EXERCISE DETAILS. Find every line in the records below that holds the word "Volume", and copy each one.
-- Start of RECORDS TO PROCESS --
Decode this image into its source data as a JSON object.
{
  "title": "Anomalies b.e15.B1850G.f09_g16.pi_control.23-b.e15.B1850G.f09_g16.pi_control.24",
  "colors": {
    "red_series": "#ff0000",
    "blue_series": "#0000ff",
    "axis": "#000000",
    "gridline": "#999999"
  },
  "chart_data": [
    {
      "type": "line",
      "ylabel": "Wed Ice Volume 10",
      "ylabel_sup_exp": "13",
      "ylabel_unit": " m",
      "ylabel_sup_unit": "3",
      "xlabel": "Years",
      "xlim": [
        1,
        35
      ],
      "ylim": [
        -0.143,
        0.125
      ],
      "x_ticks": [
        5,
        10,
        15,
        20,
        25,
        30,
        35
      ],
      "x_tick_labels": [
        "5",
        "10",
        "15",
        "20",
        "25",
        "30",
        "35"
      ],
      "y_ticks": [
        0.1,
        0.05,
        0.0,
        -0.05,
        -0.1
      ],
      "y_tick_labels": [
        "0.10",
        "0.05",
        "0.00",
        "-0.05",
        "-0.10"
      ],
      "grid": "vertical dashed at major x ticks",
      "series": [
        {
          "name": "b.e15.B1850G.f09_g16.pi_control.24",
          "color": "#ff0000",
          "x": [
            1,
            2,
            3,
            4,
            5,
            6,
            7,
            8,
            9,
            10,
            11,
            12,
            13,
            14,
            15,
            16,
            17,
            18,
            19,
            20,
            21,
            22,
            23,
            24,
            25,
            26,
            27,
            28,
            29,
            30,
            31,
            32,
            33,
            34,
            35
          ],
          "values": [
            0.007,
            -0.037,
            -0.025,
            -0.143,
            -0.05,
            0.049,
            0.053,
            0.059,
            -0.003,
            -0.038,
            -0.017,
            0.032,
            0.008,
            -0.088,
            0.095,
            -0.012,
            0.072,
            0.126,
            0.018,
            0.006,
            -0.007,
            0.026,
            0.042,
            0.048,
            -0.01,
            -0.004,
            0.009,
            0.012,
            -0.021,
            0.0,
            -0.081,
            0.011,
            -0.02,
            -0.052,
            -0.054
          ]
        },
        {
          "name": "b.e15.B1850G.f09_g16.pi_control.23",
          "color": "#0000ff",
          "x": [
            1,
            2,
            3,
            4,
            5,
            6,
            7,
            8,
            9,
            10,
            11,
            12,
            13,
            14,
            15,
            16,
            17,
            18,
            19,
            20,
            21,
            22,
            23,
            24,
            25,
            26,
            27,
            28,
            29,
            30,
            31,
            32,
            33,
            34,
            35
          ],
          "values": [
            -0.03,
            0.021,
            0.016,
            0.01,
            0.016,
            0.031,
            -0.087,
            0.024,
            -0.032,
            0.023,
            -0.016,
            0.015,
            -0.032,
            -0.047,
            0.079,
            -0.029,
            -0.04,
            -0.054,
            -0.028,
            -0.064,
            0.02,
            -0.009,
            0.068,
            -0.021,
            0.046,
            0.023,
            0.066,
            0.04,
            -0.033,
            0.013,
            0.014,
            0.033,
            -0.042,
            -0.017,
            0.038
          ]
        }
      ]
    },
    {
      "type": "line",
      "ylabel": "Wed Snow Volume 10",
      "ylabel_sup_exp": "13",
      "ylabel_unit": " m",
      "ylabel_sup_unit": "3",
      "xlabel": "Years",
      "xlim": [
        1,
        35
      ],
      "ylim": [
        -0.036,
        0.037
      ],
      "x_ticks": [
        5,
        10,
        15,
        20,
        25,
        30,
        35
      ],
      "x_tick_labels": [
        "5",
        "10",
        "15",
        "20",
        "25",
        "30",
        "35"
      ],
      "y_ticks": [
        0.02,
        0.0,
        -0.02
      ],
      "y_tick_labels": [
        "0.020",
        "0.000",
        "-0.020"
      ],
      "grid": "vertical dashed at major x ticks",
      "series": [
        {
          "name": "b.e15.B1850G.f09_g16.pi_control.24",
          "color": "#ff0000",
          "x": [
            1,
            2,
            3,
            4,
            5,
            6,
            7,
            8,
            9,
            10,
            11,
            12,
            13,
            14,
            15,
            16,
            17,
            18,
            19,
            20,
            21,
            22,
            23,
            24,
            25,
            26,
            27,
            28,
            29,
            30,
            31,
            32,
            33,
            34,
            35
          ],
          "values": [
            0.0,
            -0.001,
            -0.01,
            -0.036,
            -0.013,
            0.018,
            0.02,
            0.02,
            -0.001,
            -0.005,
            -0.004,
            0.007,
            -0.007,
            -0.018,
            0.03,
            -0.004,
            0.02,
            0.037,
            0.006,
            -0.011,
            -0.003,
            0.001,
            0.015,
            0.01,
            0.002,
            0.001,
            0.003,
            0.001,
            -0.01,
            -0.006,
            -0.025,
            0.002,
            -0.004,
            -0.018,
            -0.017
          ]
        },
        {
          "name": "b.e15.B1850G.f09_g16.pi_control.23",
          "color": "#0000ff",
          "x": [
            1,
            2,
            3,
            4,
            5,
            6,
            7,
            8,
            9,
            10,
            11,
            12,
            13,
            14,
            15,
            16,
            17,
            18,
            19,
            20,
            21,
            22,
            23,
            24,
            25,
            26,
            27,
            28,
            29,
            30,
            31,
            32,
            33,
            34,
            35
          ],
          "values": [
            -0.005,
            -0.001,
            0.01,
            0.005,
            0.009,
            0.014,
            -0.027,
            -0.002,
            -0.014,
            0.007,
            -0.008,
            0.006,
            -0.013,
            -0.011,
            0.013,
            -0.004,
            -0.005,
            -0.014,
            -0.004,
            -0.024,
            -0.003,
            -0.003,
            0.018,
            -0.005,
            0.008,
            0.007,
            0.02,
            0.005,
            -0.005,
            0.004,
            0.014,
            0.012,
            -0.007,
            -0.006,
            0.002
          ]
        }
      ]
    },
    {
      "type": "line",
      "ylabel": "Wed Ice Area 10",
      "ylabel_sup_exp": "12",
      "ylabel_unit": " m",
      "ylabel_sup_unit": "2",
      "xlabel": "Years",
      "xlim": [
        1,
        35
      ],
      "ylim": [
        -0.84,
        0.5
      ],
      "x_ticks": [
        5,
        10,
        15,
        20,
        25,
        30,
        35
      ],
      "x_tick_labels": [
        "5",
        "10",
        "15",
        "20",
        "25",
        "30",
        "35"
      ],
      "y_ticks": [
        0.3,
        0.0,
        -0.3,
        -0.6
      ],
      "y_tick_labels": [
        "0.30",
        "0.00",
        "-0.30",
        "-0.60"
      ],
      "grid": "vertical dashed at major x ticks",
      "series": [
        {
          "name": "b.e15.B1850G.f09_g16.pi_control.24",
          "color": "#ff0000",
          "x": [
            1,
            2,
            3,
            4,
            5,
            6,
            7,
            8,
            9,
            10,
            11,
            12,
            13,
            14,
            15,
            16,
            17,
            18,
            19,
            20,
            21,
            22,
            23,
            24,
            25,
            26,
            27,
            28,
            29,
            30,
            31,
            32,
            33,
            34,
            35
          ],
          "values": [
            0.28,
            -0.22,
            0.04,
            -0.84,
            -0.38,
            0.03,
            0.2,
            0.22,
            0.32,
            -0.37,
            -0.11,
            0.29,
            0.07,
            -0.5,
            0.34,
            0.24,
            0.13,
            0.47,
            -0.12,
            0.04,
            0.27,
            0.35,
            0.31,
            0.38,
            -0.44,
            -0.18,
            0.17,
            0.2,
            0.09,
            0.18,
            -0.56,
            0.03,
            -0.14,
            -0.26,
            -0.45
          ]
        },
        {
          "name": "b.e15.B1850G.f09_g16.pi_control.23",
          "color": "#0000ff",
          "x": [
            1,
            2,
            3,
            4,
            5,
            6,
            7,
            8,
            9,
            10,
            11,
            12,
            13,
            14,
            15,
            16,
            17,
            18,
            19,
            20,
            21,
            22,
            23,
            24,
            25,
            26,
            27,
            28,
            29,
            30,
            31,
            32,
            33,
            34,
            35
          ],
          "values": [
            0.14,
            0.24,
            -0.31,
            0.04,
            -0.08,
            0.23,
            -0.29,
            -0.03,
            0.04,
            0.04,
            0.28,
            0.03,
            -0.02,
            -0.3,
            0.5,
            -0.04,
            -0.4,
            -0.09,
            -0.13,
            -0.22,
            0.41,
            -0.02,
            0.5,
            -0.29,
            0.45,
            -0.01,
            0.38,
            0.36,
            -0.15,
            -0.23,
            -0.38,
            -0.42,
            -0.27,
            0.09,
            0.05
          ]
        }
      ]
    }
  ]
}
-- End of RECORDS TO PROCESS --
COMPLETE ANSWER.
      "ylabel": "Wed Ice Volume 10",
      "ylabel": "Wed Snow Volume 10",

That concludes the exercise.